Material:
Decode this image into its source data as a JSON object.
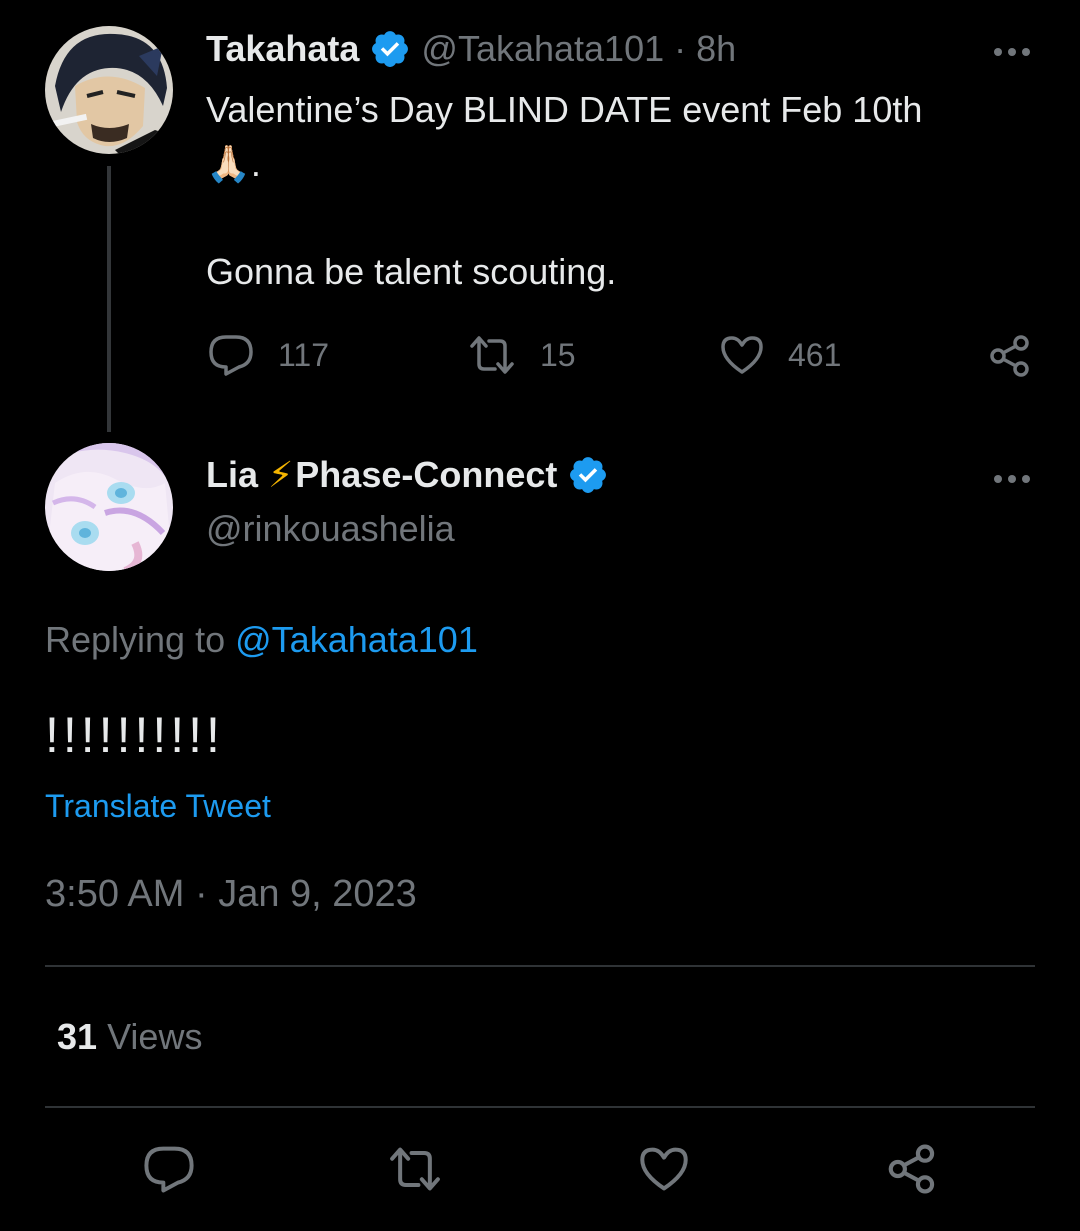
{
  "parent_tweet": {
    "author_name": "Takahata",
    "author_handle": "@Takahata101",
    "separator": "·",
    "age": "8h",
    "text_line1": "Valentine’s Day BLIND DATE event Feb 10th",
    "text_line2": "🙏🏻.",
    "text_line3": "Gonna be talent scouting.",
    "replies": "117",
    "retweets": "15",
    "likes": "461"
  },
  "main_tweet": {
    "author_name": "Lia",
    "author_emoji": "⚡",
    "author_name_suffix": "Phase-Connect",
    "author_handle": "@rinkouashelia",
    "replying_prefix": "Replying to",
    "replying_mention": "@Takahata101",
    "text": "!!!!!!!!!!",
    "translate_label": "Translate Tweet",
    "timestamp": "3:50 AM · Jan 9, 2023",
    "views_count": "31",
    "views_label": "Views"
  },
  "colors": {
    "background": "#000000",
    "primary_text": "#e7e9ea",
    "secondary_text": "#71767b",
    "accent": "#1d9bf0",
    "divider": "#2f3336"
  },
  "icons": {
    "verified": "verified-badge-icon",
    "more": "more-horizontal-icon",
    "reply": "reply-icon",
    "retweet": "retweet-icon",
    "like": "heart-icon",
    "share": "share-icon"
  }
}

---

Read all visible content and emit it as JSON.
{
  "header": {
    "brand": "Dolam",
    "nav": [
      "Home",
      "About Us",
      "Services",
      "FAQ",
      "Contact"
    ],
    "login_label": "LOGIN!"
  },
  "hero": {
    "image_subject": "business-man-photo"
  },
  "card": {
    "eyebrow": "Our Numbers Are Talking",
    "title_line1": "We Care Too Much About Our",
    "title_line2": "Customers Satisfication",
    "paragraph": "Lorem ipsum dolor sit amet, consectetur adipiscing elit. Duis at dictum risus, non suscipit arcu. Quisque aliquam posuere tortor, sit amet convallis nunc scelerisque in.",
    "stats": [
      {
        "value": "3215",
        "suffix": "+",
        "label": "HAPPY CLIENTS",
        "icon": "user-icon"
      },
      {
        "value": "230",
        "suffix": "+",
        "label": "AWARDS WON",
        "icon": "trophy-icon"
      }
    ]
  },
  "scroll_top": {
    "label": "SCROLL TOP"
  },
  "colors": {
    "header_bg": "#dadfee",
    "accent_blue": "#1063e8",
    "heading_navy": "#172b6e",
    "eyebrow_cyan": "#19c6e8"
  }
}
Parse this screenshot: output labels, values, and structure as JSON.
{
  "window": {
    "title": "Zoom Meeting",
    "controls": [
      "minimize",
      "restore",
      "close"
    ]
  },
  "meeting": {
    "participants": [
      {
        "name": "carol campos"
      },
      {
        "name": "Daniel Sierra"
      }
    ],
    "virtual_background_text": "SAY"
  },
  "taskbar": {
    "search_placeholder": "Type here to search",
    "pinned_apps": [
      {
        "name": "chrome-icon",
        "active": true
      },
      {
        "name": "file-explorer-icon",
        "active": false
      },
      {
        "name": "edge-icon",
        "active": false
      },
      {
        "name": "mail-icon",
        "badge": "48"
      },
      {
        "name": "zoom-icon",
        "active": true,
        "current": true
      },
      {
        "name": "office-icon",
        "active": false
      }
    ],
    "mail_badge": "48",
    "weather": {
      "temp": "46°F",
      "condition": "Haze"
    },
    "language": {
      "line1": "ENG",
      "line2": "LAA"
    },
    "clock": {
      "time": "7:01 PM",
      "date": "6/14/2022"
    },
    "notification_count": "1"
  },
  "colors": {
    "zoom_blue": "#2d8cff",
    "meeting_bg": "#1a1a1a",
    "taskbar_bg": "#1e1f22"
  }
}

Set problem: Work out how many lines in the entries hold the string "JSON". Your answer should consist solely of that number.

Response to this task: 3